* What this task involves *
In the items from the first line through the line containing "579, 1054, 632]", change every "option-button" to "choice-button" and give those lines again with nothing else altered.

* Records to use *
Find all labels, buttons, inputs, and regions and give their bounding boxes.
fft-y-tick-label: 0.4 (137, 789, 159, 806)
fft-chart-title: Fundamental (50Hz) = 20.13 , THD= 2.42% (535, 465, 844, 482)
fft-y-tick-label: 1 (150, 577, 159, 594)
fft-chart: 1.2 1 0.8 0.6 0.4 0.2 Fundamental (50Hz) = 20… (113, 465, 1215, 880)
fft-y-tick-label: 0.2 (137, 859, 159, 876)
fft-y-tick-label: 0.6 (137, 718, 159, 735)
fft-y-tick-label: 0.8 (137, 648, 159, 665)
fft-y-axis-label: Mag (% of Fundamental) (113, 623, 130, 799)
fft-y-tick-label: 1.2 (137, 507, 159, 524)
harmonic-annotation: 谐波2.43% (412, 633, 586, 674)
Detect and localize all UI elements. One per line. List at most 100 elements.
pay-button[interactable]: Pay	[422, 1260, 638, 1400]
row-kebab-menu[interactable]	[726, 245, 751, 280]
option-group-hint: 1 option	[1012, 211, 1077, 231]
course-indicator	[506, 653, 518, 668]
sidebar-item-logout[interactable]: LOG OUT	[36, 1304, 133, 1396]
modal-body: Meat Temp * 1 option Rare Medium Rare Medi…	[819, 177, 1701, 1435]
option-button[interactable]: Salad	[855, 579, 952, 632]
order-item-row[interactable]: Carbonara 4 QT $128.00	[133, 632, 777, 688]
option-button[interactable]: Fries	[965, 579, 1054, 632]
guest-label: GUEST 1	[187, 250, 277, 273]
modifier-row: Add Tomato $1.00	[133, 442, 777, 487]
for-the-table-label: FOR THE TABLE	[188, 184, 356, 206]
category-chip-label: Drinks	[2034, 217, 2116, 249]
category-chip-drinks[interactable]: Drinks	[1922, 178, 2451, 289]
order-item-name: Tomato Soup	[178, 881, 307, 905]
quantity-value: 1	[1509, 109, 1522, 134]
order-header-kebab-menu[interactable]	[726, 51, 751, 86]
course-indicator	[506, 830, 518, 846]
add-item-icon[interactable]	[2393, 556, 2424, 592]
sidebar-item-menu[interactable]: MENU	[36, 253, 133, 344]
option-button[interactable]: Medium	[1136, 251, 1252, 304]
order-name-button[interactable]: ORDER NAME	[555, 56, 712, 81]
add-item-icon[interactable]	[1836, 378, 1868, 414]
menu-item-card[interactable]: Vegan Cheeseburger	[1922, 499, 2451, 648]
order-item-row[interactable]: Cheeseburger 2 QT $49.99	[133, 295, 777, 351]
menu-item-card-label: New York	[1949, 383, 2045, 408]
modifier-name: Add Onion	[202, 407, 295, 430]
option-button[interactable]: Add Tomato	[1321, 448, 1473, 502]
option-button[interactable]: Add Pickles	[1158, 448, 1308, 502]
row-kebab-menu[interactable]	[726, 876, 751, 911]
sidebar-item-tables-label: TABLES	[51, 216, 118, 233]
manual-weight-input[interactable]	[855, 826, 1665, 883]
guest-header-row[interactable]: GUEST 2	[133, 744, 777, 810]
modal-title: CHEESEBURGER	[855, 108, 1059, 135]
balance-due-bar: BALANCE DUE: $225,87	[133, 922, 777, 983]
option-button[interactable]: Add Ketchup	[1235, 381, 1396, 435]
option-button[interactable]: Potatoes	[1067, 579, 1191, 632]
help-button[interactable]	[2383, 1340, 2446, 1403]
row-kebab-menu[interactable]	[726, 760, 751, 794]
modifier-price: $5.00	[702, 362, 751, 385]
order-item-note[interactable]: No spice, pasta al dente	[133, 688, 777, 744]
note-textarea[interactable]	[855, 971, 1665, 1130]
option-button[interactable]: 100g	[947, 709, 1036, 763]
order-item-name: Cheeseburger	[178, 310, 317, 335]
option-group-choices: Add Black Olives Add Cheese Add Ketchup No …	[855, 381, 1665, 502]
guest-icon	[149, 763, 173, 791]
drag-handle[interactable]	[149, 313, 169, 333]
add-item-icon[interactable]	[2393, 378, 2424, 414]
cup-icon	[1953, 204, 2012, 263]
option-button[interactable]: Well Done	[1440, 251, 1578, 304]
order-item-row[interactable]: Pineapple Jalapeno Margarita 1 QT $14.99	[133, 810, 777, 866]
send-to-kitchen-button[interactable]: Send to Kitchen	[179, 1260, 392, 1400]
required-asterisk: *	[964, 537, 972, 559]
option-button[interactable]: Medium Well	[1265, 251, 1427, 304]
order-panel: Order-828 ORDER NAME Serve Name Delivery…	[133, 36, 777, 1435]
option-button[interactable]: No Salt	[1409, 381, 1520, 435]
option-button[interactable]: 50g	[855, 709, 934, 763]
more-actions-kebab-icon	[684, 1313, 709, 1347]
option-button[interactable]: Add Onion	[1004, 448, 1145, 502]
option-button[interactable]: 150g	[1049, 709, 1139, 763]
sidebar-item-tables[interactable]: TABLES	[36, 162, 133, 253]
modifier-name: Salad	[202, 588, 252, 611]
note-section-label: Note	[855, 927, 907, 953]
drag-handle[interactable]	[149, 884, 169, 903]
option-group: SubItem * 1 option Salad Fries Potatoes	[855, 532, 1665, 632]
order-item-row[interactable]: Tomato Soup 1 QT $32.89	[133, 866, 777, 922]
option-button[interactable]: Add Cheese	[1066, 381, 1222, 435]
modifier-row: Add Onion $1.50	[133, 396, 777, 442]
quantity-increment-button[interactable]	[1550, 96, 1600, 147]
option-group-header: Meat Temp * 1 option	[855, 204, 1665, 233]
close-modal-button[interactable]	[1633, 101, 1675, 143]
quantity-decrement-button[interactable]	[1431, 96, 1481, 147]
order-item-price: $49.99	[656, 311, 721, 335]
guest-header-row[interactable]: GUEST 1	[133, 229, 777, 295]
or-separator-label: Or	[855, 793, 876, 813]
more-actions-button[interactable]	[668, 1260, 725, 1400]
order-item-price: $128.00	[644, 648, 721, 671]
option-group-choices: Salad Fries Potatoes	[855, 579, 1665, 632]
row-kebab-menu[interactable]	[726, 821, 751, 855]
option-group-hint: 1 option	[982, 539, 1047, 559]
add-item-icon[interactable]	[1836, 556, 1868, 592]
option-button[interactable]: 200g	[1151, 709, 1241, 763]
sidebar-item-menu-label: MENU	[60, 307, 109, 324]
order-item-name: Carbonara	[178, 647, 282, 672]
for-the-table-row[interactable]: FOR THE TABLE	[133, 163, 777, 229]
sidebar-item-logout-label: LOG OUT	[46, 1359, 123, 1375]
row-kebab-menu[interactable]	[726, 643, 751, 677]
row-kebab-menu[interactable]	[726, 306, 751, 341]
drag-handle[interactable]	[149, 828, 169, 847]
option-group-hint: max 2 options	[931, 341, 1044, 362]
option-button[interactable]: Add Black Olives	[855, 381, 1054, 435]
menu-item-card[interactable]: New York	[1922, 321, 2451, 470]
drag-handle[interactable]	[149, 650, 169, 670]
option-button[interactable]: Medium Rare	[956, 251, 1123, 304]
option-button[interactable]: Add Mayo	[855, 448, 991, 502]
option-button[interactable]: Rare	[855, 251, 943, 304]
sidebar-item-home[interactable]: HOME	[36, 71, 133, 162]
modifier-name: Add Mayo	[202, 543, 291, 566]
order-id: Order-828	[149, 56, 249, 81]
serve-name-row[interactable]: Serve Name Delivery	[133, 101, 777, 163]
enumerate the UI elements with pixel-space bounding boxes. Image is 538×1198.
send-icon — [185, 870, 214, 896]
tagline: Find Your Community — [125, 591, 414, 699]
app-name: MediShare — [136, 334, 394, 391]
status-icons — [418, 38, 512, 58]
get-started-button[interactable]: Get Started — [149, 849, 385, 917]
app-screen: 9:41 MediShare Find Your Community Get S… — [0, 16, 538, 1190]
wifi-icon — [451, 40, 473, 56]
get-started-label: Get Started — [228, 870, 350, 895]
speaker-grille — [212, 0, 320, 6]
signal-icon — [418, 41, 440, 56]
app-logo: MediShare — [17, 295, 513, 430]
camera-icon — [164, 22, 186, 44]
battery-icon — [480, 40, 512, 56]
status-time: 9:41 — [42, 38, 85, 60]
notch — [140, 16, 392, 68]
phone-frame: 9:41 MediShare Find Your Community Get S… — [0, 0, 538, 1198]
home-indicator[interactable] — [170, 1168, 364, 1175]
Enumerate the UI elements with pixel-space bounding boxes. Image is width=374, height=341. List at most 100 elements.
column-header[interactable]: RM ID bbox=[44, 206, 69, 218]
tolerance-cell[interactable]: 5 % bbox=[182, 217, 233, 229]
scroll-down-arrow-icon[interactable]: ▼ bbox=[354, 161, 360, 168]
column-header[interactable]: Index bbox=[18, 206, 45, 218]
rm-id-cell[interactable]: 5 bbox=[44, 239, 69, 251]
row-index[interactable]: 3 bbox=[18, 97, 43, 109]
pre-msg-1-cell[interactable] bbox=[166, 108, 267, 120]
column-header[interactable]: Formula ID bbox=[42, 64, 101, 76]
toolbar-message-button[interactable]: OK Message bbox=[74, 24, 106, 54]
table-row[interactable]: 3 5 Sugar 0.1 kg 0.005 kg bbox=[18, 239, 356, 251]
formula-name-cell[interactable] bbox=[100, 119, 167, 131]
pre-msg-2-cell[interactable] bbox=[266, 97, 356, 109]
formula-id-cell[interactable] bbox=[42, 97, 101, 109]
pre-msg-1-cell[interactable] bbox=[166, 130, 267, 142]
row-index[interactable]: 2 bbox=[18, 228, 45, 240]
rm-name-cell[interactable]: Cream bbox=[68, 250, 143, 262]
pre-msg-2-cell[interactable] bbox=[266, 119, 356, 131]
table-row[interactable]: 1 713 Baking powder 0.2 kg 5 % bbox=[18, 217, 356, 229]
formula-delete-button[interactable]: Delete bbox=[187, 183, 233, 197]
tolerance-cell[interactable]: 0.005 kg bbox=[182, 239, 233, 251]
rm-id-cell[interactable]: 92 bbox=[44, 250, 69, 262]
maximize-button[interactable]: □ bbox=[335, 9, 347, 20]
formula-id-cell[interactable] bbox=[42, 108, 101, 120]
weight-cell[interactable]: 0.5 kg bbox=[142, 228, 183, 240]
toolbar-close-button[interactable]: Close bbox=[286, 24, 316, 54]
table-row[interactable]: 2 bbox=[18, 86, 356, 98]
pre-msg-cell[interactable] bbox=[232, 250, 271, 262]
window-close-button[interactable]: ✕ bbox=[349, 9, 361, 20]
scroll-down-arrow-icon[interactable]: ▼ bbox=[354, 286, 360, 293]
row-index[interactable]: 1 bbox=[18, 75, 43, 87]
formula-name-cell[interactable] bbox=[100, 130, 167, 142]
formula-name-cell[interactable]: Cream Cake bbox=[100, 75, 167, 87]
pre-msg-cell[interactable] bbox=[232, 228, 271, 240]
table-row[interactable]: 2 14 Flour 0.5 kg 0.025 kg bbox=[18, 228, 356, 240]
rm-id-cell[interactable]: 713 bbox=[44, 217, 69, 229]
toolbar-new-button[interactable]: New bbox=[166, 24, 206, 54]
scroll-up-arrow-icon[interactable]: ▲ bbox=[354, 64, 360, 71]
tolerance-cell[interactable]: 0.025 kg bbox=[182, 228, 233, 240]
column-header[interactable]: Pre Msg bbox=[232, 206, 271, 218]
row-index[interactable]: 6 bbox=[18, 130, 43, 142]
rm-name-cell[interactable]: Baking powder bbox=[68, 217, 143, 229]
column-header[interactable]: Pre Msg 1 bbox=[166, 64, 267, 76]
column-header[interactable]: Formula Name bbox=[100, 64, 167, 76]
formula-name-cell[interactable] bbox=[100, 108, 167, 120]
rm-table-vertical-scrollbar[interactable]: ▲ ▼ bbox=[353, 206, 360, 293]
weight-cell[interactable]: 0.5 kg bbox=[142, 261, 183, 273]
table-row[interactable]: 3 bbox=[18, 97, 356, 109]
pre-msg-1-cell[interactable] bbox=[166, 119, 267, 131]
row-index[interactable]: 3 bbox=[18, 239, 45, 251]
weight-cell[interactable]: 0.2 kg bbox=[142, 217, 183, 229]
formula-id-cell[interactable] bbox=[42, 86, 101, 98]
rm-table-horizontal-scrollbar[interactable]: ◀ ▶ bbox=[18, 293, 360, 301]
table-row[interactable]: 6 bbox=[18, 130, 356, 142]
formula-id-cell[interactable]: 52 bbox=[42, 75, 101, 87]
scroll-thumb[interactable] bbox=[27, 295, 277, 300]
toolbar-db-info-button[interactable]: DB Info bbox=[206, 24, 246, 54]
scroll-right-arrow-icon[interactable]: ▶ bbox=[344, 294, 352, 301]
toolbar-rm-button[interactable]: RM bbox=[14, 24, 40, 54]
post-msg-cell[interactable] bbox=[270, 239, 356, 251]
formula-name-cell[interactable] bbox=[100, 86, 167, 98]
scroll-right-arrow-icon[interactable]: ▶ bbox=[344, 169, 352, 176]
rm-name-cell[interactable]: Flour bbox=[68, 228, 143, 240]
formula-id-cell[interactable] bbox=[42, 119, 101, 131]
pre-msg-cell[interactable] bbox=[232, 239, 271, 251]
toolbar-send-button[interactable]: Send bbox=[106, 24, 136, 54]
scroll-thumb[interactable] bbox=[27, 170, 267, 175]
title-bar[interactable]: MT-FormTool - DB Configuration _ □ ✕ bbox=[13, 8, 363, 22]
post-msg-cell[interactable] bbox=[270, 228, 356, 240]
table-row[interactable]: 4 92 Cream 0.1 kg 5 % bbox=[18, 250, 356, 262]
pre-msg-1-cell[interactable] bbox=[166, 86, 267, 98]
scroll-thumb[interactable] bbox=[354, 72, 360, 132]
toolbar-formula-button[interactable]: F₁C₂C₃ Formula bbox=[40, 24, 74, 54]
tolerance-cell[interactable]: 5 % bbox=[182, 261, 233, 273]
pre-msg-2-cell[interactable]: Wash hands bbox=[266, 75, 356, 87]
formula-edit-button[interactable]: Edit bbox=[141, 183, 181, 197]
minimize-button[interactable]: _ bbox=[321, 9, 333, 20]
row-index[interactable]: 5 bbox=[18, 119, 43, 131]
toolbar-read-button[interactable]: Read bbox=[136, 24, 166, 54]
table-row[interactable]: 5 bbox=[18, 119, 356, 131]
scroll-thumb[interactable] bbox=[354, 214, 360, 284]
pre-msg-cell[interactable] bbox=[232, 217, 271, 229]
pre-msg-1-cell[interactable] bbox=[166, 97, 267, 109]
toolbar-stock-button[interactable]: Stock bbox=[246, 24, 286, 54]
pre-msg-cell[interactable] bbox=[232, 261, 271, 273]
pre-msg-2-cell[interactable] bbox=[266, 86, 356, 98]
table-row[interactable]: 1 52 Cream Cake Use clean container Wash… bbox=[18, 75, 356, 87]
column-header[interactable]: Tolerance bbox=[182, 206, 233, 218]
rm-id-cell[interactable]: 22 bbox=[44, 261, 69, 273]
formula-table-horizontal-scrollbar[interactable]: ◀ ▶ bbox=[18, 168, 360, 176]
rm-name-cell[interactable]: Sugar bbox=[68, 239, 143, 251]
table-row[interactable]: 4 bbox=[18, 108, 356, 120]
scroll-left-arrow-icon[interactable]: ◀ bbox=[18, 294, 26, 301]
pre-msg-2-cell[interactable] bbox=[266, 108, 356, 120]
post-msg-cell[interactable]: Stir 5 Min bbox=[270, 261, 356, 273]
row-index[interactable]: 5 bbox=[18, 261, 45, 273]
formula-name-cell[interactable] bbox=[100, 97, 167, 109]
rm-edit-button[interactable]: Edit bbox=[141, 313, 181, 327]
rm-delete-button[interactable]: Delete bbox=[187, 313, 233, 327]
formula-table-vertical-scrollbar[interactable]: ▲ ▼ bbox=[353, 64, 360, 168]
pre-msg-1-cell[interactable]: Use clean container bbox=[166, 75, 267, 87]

* Response to the task *
Find all labels, buttons, inputs, and regions and give their bounding boxes.
fft-y-tick-label: 0.4 (137, 789, 159, 806)
fft-chart-title: Fundamental (50Hz) = 20.13 , THD= 2.42% (535, 465, 844, 482)
fft-y-tick-label: 1 (150, 577, 159, 594)
fft-chart: 1.2 1 0.8 0.6 0.4 0.2 Fundamental (50Hz) = 20… (113, 465, 1215, 880)
fft-y-tick-label: 0.2 (137, 859, 159, 876)
fft-y-tick-label: 0.6 (137, 718, 159, 735)
fft-y-tick-label: 0.8 (137, 648, 159, 665)
fft-y-axis-label: Mag (% of Fundamental) (113, 623, 130, 799)
fft-y-tick-label: 1.2 (137, 507, 159, 524)
harmonic-annotation: 谐波2.43% (412, 633, 586, 674)
Detect and localize all UI elements. One per line. List at most 100 elements.
pay-button[interactable]: Pay	[422, 1260, 638, 1400]
row-kebab-menu[interactable]	[726, 245, 751, 280]
option-group-hint: 1 option	[1012, 211, 1077, 231]
course-indicator	[506, 653, 518, 668]
sidebar-item-logout[interactable]: LOG OUT	[36, 1304, 133, 1396]
modal-body: Meat Temp * 1 option Rare Medium Rare Medi…	[819, 177, 1701, 1435]
choice-button[interactable]: Salad	[855, 579, 952, 632]
order-item-row[interactable]: Carbonara 4 QT $128.00	[133, 632, 777, 688]
choice-button[interactable]: Fries	[965, 579, 1054, 632]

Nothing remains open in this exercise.